ENTRIES SHOWN

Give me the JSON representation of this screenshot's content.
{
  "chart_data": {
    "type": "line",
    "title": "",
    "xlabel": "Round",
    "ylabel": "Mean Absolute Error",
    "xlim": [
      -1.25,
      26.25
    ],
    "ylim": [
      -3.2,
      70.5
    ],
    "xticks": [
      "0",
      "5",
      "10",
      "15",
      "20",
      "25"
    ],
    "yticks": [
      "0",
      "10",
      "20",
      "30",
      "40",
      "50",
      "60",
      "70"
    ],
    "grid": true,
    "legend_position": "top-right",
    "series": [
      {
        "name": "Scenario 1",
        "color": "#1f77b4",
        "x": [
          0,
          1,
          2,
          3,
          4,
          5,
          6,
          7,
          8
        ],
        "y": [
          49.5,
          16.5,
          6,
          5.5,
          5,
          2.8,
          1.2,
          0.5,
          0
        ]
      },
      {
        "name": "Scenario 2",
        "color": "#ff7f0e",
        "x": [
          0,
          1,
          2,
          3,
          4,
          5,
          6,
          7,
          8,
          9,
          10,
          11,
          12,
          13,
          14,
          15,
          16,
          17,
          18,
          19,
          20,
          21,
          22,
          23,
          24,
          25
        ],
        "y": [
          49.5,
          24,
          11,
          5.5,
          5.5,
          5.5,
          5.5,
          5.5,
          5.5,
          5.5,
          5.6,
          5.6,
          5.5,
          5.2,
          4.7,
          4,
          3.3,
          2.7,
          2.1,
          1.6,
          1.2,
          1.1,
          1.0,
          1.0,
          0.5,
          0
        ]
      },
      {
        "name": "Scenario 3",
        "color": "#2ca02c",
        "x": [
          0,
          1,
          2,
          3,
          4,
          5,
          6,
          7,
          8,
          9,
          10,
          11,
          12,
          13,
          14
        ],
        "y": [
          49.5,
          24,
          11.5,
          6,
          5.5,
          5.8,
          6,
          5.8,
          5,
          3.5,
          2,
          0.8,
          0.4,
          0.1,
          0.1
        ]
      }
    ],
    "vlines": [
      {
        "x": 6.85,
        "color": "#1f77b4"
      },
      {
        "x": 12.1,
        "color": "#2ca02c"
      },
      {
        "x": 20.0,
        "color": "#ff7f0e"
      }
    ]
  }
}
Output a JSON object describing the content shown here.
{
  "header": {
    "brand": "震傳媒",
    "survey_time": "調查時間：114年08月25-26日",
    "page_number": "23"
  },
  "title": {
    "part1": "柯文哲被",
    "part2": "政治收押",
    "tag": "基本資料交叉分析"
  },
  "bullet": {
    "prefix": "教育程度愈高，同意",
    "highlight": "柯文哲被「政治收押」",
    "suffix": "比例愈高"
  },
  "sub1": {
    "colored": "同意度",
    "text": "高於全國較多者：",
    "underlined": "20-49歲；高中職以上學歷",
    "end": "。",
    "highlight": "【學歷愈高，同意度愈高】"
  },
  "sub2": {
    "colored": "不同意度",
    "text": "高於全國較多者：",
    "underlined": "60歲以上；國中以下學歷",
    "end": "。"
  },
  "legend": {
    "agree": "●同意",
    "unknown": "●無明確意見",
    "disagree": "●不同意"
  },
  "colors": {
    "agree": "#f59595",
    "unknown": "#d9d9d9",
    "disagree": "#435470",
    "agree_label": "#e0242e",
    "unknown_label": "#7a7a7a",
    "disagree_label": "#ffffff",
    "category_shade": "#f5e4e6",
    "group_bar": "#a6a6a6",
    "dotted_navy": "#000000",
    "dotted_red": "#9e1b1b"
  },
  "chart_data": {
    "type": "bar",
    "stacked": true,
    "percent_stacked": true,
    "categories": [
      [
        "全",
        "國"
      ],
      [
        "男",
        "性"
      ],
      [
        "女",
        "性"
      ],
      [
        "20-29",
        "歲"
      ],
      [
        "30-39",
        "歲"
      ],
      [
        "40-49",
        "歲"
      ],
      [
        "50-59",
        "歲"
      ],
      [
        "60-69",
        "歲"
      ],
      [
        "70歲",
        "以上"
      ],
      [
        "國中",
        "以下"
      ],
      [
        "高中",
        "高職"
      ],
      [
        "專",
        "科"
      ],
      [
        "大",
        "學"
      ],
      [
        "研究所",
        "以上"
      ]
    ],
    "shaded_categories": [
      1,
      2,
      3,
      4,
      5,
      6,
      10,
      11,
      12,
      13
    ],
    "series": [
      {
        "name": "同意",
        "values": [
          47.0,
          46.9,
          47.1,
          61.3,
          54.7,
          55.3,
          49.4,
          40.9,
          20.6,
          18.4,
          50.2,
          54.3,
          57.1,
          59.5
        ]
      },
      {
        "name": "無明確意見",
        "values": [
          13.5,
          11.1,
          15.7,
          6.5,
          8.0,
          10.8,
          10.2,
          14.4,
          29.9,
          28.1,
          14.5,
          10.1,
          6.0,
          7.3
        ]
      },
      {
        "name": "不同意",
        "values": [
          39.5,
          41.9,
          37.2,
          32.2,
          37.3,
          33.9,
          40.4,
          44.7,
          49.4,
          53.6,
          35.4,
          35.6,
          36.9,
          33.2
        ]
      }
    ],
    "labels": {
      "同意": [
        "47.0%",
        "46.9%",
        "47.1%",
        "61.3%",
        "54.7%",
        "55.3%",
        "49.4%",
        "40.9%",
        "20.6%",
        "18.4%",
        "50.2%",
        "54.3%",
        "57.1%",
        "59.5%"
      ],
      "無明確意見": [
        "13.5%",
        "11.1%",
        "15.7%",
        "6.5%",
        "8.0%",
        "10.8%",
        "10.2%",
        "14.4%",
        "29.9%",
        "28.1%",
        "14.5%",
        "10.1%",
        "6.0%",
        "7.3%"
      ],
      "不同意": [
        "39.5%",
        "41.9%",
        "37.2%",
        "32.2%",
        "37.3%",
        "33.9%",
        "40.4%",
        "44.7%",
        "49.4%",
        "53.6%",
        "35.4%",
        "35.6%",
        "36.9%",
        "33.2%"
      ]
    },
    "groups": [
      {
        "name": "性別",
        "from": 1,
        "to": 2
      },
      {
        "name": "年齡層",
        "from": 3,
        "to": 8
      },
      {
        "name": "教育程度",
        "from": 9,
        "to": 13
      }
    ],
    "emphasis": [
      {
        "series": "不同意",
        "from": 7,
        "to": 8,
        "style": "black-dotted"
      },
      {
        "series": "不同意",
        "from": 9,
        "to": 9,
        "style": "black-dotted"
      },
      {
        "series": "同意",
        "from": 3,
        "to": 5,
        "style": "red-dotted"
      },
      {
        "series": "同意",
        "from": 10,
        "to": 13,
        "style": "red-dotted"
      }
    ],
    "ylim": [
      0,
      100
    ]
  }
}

TASK
Retype all of the material, keeping each line exact.

CORRECT RESPONSE
Give me the JSON representation of this screenshot's content.
{
  "chart_data": {
    "type": "line",
    "title": "",
    "xlabel": "Round",
    "ylabel": "Mean Absolute Error",
    "xlim": [
      -1.25,
      26.25
    ],
    "ylim": [
      -3.2,
      70.5
    ],
    "xticks": [
      "0",
      "5",
      "10",
      "15",
      "20",
      "25"
    ],
    "yticks": [
      "0",
      "10",
      "20",
      "30",
      "40",
      "50",
      "60",
      "70"
    ],
    "grid": true,
    "legend_position": "top-right",
    "series": [
      {
        "name": "Scenario 1",
        "color": "#1f77b4",
        "x": [
          0,
          1,
          2,
          3,
          4,
          5,
          6,
          7,
          8
        ],
        "y": [
          49.5,
          16.5,
          6,
          5.5,
          5,
          2.8,
          1.2,
          0.5,
          0
        ]
      },
      {
        "name": "Scenario 2",
        "color": "#ff7f0e",
        "x": [
          0,
          1,
          2,
          3,
          4,
          5,
          6,
          7,
          8,
          9,
          10,
          11,
          12,
          13,
          14,
          15,
          16,
          17,
          18,
          19,
          20,
          21,
          22,
          23,
          24,
          25
        ],
        "y": [
          49.5,
          24,
          11,
          5.5,
          5.5,
          5.5,
          5.5,
          5.5,
          5.5,
          5.5,
          5.6,
          5.6,
          5.5,
          5.2,
          4.7,
          4,
          3.3,
          2.7,
          2.1,
          1.6,
          1.2,
          1.1,
          1.0,
          1.0,
          0.5,
          0
        ]
      },
      {
        "name": "Scenario 3",
        "color": "#2ca02c",
        "x": [
          0,
          1,
          2,
          3,
          4,
          5,
          6,
          7,
          8,
          9,
          10,
          11,
          12,
          13,
          14
        ],
        "y": [
          49.5,
          24,
          11.5,
          6,
          5.5,
          5.8,
          6,
          5.8,
          5,
          3.5,
          2,
          0.8,
          0.4,
          0.1,
          0.1
        ]
      }
    ],
    "vlines": [
      {
        "x": 6.85,
        "color": "#1f77b4"
      },
      {
        "x": 12.1,
        "color": "#2ca02c"
      },
      {
        "x": 20.0,
        "color": "#ff7f0e"
      }
    ]
  }
}
Output a JSON object describing the content shown here.
{
  "header": {
    "brand": "震傳媒",
    "survey_time": "調查時間：114年08月25-26日",
    "page_number": "23"
  },
  "title": {
    "part1": "柯文哲被",
    "part2": "政治收押",
    "tag": "基本資料交叉分析"
  },
  "bullet": {
    "prefix": "教育程度愈高，同意",
    "highlight": "柯文哲被「政治收押」",
    "suffix": "比例愈高"
  },
  "sub1": {
    "colored": "同意度",
    "text": "高於全國較多者：",
    "underlined": "20-49歲；高中職以上學歷",
    "end": "。",
    "highlight": "【學歷愈高，同意度愈高】"
  },
  "sub2": {
    "colored": "不同意度",
    "text": "高於全國較多者：",
    "underlined": "60歲以上；國中以下學歷",
    "end": "。"
  },
  "legend": {
    "agree": "●同意",
    "unknown": "●無明確意見",
    "disagree": "●不同意"
  },
  "colors": {
    "agree": "#f59595",
    "unknown": "#d9d9d9",
    "disagree": "#435470",
    "agree_label": "#e0242e",
    "unknown_label": "#7a7a7a",
    "disagree_label": "#ffffff",
    "category_shade": "#f5e4e6",
    "group_bar": "#a6a6a6",
    "dotted_navy": "#000000",
    "dotted_red": "#9e1b1b"
  },
  "chart_data": {
    "type": "bar",
    "stacked": true,
    "percent_stacked": true,
    "categories": [
      [
        "全",
        "國"
      ],
      [
        "男",
        "性"
      ],
      [
        "女",
        "性"
      ],
      [
        "20-29",
        "歲"
      ],
      [
        "30-39",
        "歲"
      ],
      [
        "40-49",
        "歲"
      ],
      [
        "50-59",
        "歲"
      ],
      [
        "60-69",
        "歲"
      ],
      [
        "70歲",
        "以上"
      ],
      [
        "國中",
        "以下"
      ],
      [
        "高中",
        "高職"
      ],
      [
        "專",
        "科"
      ],
      [
        "大",
        "學"
      ],
      [
        "研究所",
        "以上"
      ]
    ],
    "shaded_categories": [
      1,
      2,
      3,
      4,
      5,
      6,
      10,
      11,
      12,
      13
    ],
    "series": [
      {
        "name": "同意",
        "values": [
          47.0,
          46.9,
          47.1,
          61.3,
          54.7,
          55.3,
          49.4,
          40.9,
          20.6,
          18.4,
          50.2,
          54.3,
          57.1,
          59.5
        ]
      },
      {
        "name": "無明確意見",
        "values": [
          13.5,
          11.1,
          15.7,
          6.5,
          8.0,
          10.8,
          10.2,
          14.4,
          29.9,
          28.1,
          14.5,
          10.1,
          6.0,
          7.3
        ]
      },
      {
        "name": "不同意",
        "values": [
          39.5,
          41.9,
          37.2,
          32.2,
          37.3,
          33.9,
          40.4,
          44.7,
          49.4,
          53.6,
          35.4,
          35.6,
          36.9,
          33.2
        ]
      }
    ],
    "labels": {
      "同意": [
        "47.0%",
        "46.9%",
        "47.1%",
        "61.3%",
        "54.7%",
        "55.3%",
        "49.4%",
        "40.9%",
        "20.6%",
        "18.4%",
        "50.2%",
        "54.3%",
        "57.1%",
        "59.5%"
      ],
      "無明確意見": [
        "13.5%",
        "11.1%",
        "15.7%",
        "6.5%",
        "8.0%",
        "10.8%",
        "10.2%",
        "14.4%",
        "29.9%",
        "28.1%",
        "14.5%",
        "10.1%",
        "6.0%",
        "7.3%"
      ],
      "不同意": [
        "39.5%",
        "41.9%",
        "37.2%",
        "32.2%",
        "37.3%",
        "33.9%",
        "40.4%",
        "44.7%",
        "49.4%",
        "53.6%",
        "35.4%",
        "35.6%",
        "36.9%",
        "33.2%"
      ]
    },
    "groups": [
      {
        "name": "性別",
        "from": 1,
        "to": 2
      },
      {
        "name": "年齡層",
        "from": 3,
        "to": 8
      },
      {
        "name": "教育程度",
        "from": 9,
        "to": 13
      }
    ],
    "emphasis": [
      {
        "series": "不同意",
        "from": 7,
        "to": 8,
        "style": "black-dotted"
      },
      {
        "series": "不同意",
        "from": 9,
        "to": 9,
        "style": "black-dotted"
      },
      {
        "series": "同意",
        "from": 3,
        "to": 5,
        "style": "red-dotted"
      },
      {
        "series": "同意",
        "from": 10,
        "to": 13,
        "style": "red-dotted"
      }
    ],
    "ylim": [
      0,
      100
    ]
  }
}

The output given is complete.